─── Entries provided ───

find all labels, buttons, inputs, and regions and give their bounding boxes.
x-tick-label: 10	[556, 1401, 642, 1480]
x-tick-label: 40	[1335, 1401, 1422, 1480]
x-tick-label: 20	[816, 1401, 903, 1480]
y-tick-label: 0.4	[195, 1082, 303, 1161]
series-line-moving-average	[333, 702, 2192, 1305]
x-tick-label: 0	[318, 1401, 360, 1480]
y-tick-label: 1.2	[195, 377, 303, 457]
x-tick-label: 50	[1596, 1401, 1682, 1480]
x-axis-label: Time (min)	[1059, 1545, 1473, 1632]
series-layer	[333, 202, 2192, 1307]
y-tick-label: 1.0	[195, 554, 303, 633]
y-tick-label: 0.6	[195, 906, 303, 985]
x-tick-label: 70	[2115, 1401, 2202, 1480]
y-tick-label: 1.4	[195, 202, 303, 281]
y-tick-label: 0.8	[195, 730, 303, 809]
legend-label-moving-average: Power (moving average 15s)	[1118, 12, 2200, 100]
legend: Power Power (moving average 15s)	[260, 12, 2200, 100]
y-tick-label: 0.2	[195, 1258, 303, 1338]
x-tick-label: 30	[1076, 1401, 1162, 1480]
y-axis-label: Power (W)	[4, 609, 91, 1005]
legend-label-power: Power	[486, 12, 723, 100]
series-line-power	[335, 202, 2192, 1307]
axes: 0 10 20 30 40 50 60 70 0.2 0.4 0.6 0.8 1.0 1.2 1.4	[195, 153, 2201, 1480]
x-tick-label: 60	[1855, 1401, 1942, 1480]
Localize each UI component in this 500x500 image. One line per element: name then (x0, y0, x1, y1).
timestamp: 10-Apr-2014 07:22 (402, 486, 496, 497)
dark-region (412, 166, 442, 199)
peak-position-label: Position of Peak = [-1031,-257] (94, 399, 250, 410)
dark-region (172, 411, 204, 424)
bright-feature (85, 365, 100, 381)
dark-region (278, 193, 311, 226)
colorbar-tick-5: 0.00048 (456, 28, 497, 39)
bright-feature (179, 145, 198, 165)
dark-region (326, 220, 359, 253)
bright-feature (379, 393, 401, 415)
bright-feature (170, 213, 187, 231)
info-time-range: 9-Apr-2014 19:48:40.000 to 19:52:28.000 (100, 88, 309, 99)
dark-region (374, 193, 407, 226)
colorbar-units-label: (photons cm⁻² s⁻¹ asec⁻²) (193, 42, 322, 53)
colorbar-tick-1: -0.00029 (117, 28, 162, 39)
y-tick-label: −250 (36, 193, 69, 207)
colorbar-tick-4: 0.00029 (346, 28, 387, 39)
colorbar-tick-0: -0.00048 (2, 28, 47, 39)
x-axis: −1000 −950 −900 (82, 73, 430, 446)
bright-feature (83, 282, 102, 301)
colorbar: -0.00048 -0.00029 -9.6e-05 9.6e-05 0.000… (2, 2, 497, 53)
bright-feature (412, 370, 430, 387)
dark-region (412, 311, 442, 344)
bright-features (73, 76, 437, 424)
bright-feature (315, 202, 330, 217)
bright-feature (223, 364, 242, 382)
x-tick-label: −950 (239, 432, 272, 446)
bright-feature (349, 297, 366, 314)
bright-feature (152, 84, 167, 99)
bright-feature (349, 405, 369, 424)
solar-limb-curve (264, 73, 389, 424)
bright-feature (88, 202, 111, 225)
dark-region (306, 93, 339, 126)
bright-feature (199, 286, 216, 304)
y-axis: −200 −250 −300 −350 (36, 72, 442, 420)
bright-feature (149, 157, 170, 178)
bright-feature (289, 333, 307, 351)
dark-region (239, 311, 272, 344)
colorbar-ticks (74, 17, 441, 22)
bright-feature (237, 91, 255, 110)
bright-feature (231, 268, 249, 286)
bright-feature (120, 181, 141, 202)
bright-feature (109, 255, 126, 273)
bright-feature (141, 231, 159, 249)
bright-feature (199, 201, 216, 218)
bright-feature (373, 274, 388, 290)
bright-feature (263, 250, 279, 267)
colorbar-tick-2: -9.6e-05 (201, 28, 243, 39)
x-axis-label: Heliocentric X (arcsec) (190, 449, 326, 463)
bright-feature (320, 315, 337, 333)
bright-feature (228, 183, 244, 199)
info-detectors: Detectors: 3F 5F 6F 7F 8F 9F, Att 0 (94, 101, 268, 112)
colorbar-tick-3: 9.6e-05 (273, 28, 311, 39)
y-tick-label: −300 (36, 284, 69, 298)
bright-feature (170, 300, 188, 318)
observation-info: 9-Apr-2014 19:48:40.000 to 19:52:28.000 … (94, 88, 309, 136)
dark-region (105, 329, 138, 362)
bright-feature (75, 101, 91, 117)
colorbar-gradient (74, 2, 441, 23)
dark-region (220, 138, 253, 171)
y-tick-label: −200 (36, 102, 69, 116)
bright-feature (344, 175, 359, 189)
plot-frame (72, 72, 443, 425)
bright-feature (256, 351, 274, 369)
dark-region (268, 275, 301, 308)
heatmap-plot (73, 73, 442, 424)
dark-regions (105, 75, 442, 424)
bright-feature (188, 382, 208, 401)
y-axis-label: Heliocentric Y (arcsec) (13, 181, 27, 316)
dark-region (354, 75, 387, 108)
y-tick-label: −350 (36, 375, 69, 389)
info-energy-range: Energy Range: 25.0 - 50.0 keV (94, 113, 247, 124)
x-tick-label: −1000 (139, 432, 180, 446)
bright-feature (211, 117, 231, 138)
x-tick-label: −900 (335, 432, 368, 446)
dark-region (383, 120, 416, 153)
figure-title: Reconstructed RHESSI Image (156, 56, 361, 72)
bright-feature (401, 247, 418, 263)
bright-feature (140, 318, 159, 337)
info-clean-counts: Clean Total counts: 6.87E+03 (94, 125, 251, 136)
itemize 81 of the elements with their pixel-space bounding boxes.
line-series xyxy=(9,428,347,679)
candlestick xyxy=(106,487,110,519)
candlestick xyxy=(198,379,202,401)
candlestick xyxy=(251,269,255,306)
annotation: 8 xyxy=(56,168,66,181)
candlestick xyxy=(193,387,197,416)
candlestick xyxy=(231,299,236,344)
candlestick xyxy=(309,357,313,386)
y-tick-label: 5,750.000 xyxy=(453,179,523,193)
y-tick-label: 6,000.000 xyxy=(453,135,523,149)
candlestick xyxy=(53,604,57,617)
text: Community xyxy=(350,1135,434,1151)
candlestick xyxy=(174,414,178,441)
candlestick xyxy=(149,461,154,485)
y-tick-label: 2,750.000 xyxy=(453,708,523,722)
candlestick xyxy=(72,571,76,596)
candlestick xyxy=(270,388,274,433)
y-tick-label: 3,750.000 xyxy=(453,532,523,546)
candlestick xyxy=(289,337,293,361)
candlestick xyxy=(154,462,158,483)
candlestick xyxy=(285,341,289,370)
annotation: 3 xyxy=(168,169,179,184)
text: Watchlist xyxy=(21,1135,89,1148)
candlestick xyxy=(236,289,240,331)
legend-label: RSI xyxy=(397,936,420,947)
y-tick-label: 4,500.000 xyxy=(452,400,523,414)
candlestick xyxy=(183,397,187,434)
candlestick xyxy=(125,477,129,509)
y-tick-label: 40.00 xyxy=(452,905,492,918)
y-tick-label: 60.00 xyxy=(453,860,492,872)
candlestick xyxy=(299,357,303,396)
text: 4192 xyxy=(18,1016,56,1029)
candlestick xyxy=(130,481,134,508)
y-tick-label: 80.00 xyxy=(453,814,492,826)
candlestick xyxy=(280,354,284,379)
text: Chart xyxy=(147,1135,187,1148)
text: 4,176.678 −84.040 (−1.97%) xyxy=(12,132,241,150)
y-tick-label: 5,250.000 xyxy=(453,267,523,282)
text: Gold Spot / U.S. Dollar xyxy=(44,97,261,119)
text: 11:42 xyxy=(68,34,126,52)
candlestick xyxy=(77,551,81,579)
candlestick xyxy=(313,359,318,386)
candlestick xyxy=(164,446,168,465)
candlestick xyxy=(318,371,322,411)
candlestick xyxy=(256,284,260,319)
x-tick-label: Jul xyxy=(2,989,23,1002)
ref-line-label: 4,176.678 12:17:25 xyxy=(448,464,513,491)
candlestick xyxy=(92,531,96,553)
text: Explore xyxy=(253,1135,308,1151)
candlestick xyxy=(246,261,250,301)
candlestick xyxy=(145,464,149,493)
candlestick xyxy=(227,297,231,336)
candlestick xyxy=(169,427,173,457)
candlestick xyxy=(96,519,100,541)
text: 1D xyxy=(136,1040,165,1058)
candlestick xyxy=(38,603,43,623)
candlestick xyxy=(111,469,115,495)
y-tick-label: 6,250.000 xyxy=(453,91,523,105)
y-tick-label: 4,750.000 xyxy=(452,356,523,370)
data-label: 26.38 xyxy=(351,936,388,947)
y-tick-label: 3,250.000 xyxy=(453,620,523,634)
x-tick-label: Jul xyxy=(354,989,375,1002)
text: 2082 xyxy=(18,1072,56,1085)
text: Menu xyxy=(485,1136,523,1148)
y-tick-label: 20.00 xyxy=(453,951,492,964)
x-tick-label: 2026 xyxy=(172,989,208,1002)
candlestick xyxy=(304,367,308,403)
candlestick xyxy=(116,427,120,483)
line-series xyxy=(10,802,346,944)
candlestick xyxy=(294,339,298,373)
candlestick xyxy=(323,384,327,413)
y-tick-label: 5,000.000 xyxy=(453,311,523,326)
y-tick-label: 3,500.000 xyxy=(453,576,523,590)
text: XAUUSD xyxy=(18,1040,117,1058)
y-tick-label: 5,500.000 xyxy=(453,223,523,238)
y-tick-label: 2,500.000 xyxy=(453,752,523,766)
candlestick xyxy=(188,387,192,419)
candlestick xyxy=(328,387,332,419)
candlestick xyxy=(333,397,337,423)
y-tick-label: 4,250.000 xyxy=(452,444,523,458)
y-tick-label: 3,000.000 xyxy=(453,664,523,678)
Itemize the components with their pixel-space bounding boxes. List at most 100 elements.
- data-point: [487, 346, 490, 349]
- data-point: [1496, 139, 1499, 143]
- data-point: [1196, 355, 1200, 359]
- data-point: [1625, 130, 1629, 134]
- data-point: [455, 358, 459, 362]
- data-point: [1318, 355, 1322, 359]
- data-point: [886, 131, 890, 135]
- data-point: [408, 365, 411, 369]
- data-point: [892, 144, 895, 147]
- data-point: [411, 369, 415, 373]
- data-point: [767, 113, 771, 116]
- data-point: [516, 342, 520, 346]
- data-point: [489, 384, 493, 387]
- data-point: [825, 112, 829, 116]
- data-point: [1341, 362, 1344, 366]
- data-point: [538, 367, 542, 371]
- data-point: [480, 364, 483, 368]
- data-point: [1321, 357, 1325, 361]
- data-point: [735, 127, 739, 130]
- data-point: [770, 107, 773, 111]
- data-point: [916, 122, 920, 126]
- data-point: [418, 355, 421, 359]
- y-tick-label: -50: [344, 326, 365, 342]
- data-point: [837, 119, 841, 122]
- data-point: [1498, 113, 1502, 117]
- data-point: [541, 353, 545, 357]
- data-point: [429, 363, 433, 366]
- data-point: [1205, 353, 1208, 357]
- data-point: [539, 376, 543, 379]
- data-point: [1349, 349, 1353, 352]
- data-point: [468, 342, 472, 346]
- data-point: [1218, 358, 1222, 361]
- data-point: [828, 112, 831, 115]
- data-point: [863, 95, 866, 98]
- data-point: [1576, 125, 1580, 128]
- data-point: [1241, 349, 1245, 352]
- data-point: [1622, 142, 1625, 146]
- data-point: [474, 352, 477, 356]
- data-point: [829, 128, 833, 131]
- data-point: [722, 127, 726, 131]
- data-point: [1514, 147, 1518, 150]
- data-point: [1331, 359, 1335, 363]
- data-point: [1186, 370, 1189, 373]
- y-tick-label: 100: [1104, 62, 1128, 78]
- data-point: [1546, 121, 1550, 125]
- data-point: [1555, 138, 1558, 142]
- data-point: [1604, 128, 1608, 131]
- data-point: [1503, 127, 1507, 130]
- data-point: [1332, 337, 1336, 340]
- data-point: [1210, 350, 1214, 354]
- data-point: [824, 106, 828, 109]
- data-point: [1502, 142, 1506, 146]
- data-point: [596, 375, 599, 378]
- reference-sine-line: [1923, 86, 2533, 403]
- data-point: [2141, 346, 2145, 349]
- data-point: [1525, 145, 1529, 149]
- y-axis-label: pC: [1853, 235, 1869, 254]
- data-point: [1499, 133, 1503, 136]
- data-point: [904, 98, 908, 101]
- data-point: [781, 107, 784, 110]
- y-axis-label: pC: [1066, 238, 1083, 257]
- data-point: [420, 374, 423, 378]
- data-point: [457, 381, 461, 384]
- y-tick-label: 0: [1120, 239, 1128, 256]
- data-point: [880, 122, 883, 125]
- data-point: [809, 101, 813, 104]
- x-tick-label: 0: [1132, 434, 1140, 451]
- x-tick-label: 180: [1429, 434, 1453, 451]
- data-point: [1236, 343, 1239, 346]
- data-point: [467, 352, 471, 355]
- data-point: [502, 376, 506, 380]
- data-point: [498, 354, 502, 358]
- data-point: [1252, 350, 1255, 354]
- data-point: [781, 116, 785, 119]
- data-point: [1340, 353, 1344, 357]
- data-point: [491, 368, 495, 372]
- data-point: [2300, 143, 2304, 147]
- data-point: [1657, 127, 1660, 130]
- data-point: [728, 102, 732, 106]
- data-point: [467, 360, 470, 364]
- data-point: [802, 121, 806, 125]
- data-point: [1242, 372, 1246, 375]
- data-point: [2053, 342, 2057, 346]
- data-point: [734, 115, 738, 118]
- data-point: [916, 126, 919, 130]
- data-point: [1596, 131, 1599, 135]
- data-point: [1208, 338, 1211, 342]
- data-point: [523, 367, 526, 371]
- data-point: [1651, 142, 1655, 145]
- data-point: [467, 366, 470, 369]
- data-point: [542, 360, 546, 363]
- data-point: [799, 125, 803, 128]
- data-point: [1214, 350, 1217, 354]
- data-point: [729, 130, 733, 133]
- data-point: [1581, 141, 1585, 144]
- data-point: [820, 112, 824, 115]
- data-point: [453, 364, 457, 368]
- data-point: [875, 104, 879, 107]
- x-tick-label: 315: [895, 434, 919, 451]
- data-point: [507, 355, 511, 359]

───

> _What this task involves_:
Copy out the records from their first line through the line that contains "1401, 1682, 1480]", keeping every line the same and including both ends.

> _Response below_:
find all labels, buttons, inputs, and regions and give their bounding boxes.
x-tick-label: 10	[556, 1401, 642, 1480]
x-tick-label: 40	[1335, 1401, 1422, 1480]
x-tick-label: 20	[816, 1401, 903, 1480]
y-tick-label: 0.4	[195, 1082, 303, 1161]
series-line-moving-average	[333, 702, 2192, 1305]
x-tick-label: 0	[318, 1401, 360, 1480]
y-tick-label: 1.2	[195, 377, 303, 457]
x-tick-label: 50	[1596, 1401, 1682, 1480]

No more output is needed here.